▽

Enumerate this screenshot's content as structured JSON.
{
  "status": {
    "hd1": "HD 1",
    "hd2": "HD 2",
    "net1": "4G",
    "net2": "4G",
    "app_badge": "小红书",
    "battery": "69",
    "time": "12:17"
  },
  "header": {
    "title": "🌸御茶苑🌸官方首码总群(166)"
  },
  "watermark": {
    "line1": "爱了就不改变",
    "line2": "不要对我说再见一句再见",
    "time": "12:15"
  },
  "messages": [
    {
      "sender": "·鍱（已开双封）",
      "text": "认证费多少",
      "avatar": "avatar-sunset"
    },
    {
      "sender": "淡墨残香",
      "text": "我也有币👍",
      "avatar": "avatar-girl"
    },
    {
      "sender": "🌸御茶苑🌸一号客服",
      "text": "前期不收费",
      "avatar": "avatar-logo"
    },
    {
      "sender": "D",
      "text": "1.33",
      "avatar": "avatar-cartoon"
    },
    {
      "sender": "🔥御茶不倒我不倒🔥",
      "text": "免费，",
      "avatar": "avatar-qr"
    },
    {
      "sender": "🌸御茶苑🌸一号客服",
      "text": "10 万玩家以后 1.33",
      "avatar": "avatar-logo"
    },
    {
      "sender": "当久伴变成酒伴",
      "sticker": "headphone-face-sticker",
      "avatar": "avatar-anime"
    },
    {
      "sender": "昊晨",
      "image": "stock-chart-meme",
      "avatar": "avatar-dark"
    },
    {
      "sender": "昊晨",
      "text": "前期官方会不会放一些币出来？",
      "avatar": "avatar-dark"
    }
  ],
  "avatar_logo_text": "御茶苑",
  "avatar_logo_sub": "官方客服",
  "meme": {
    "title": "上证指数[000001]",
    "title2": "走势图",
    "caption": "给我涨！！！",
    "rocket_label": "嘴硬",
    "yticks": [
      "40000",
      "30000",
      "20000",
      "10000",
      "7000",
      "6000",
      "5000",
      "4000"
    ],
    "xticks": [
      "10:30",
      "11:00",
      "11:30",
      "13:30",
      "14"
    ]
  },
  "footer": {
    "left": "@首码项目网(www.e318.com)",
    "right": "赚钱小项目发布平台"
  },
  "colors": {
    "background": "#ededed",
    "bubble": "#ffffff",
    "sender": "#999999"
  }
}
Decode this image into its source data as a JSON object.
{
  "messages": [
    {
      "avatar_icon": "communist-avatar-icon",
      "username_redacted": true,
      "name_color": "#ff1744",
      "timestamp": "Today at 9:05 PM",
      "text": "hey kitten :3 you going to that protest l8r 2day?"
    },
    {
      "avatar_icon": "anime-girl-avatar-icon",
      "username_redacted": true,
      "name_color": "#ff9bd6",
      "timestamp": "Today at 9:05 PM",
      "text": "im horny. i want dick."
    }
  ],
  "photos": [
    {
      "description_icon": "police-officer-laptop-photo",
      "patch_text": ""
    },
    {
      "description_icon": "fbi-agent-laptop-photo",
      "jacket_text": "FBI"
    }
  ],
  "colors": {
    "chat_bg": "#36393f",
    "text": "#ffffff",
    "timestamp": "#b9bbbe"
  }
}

△

What the exercise asks:
Output exactly the lines from the one containing "Decode this image" through the last line of the entries, both ends included.

Response:
Decode this image into its source data as a JSON object.
{
  "messages": [
    {
      "avatar_icon": "communist-avatar-icon",
      "username_redacted": true,
      "name_color": "#ff1744",
      "timestamp": "Today at 9:05 PM",
      "text": "hey kitten :3 you going to that protest l8r 2day?"
    },
    {
      "avatar_icon": "anime-girl-avatar-icon",
      "username_redacted": true,
      "name_color": "#ff9bd6",
      "timestamp": "Today at 9:05 PM",
      "text": "im horny. i want dick."
    }
  ],
  "photos": [
    {
      "description_icon": "police-officer-laptop-photo",
      "patch_text": ""
    },
    {
      "description_icon": "fbi-agent-laptop-photo",
      "jacket_text": "FBI"
    }
  ],
  "colors": {
    "chat_bg": "#36393f",
    "text": "#ffffff",
    "timestamp": "#b9bbbe"
  }
}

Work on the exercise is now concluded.